▸ What you need to do: Reproduce all of the material exactly as shown.

[START OF Dataset entries]

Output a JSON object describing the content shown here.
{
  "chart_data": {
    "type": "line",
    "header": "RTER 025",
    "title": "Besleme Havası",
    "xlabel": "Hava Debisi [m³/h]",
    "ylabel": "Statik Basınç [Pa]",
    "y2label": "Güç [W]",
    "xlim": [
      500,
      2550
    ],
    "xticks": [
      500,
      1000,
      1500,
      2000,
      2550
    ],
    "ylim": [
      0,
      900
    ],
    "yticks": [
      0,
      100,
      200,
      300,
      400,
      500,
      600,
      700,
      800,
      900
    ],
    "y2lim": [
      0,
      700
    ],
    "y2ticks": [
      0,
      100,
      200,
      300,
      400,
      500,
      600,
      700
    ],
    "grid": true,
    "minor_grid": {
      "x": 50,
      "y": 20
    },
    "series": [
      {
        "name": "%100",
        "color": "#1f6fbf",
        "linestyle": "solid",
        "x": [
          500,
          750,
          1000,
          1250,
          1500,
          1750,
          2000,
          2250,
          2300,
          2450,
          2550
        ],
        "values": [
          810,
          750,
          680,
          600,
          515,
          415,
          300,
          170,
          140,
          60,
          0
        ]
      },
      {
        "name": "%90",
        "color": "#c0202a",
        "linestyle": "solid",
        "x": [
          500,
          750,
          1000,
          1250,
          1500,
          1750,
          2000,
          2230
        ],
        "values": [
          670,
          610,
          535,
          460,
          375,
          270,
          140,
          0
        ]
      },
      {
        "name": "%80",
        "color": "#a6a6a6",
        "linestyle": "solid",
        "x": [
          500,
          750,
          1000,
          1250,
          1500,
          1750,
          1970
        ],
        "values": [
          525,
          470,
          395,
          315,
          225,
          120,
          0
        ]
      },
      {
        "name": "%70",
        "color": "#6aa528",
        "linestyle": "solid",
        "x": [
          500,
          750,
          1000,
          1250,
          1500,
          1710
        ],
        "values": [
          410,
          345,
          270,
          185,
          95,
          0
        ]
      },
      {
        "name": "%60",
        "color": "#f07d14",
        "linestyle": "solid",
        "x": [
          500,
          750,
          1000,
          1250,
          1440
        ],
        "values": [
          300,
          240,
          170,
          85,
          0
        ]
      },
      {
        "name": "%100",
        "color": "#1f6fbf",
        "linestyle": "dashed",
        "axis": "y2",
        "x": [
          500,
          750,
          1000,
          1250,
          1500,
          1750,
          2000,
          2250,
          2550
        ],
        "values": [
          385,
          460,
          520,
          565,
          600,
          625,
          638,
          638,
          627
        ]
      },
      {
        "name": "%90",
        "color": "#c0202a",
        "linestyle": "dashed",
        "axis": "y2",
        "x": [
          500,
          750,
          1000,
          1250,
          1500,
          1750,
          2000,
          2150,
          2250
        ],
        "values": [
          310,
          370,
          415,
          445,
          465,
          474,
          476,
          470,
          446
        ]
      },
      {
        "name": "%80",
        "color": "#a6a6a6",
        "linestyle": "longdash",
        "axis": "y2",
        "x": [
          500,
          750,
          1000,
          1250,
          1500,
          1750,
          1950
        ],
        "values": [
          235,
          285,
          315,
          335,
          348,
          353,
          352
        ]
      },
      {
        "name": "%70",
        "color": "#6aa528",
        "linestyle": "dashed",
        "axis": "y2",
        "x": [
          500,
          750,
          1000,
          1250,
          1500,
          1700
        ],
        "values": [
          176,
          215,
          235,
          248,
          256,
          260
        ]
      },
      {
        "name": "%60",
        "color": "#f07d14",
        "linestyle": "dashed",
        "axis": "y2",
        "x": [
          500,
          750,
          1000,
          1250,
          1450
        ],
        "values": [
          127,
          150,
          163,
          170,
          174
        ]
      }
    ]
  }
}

[END OF Dataset entries]

▸ Problem solution:
Output a JSON object describing the content shown here.
{
  "chart_data": {
    "type": "line",
    "header": "RTER 025",
    "title": "Besleme Havası",
    "xlabel": "Hava Debisi [m³/h]",
    "ylabel": "Statik Basınç [Pa]",
    "y2label": "Güç [W]",
    "xlim": [
      500,
      2550
    ],
    "xticks": [
      500,
      1000,
      1500,
      2000,
      2550
    ],
    "ylim": [
      0,
      900
    ],
    "yticks": [
      0,
      100,
      200,
      300,
      400,
      500,
      600,
      700,
      800,
      900
    ],
    "y2lim": [
      0,
      700
    ],
    "y2ticks": [
      0,
      100,
      200,
      300,
      400,
      500,
      600,
      700
    ],
    "grid": true,
    "minor_grid": {
      "x": 50,
      "y": 20
    },
    "series": [
      {
        "name": "%100",
        "color": "#1f6fbf",
        "linestyle": "solid",
        "x": [
          500,
          750,
          1000,
          1250,
          1500,
          1750,
          2000,
          2250,
          2300,
          2450,
          2550
        ],
        "values": [
          810,
          750,
          680,
          600,
          515,
          415,
          300,
          170,
          140,
          60,
          0
        ]
      },
      {
        "name": "%90",
        "color": "#c0202a",
        "linestyle": "solid",
        "x": [
          500,
          750,
          1000,
          1250,
          1500,
          1750,
          2000,
          2230
        ],
        "values": [
          670,
          610,
          535,
          460,
          375,
          270,
          140,
          0
        ]
      },
      {
        "name": "%80",
        "color": "#a6a6a6",
        "linestyle": "solid",
        "x": [
          500,
          750,
          1000,
          1250,
          1500,
          1750,
          1970
        ],
        "values": [
          525,
          470,
          395,
          315,
          225,
          120,
          0
        ]
      },
      {
        "name": "%70",
        "color": "#6aa528",
        "linestyle": "solid",
        "x": [
          500,
          750,
          1000,
          1250,
          1500,
          1710
        ],
        "values": [
          410,
          345,
          270,
          185,
          95,
          0
        ]
      },
      {
        "name": "%60",
        "color": "#f07d14",
        "linestyle": "solid",
        "x": [
          500,
          750,
          1000,
          1250,
          1440
        ],
        "values": [
          300,
          240,
          170,
          85,
          0
        ]
      },
      {
        "name": "%100",
        "color": "#1f6fbf",
        "linestyle": "dashed",
        "axis": "y2",
        "x": [
          500,
          750,
          1000,
          1250,
          1500,
          1750,
          2000,
          2250,
          2550
        ],
        "values": [
          385,
          460,
          520,
          565,
          600,
          625,
          638,
          638,
          627
        ]
      },
      {
        "name": "%90",
        "color": "#c0202a",
        "linestyle": "dashed",
        "axis": "y2",
        "x": [
          500,
          750,
          1000,
          1250,
          1500,
          1750,
          2000,
          2150,
          2250
        ],
        "values": [
          310,
          370,
          415,
          445,
          465,
          474,
          476,
          470,
          446
        ]
      },
      {
        "name": "%80",
        "color": "#a6a6a6",
        "linestyle": "longdash",
        "axis": "y2",
        "x": [
          500,
          750,
          1000,
          1250,
          1500,
          1750,
          1950
        ],
        "values": [
          235,
          285,
          315,
          335,
          348,
          353,
          352
        ]
      },
      {
        "name": "%70",
        "color": "#6aa528",
        "linestyle": "dashed",
        "axis": "y2",
        "x": [
          500,
          750,
          1000,
          1250,
          1500,
          1700
        ],
        "values": [
          176,
          215,
          235,
          248,
          256,
          260
        ]
      },
      {
        "name": "%60",
        "color": "#f07d14",
        "linestyle": "dashed",
        "axis": "y2",
        "x": [
          500,
          750,
          1000,
          1250,
          1450
        ],
        "values": [
          127,
          150,
          163,
          170,
          174
        ]
      }
    ]
  }
}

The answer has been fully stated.